====== Entries supplied ======

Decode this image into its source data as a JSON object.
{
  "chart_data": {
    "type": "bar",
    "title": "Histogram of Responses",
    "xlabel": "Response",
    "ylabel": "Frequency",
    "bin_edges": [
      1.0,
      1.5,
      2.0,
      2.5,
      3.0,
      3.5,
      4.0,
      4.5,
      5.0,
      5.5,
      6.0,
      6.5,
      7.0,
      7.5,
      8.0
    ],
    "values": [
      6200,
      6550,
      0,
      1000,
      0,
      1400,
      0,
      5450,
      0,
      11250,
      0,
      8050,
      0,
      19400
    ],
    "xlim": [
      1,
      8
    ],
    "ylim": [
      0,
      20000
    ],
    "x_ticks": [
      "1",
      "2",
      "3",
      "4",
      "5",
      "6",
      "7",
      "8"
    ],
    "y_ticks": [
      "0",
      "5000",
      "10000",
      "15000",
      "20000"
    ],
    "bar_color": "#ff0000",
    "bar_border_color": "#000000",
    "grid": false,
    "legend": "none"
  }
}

======

▶ [Goal]:
From the listing above, extract every line exactly as it stands.

▶ [The output]:
Decode this image into its source data as a JSON object.
{
  "chart_data": {
    "type": "bar",
    "title": "Histogram of Responses",
    "xlabel": "Response",
    "ylabel": "Frequency",
    "bin_edges": [
      1.0,
      1.5,
      2.0,
      2.5,
      3.0,
      3.5,
      4.0,
      4.5,
      5.0,
      5.5,
      6.0,
      6.5,
      7.0,
      7.5,
      8.0
    ],
    "values": [
      6200,
      6550,
      0,
      1000,
      0,
      1400,
      0,
      5450,
      0,
      11250,
      0,
      8050,
      0,
      19400
    ],
    "xlim": [
      1,
      8
    ],
    "ylim": [
      0,
      20000
    ],
    "x_ticks": [
      "1",
      "2",
      "3",
      "4",
      "5",
      "6",
      "7",
      "8"
    ],
    "y_ticks": [
      "0",
      "5000",
      "10000",
      "15000",
      "20000"
    ],
    "bar_color": "#ff0000",
    "bar_border_color": "#000000",
    "grid": false,
    "legend": "none"
  }
}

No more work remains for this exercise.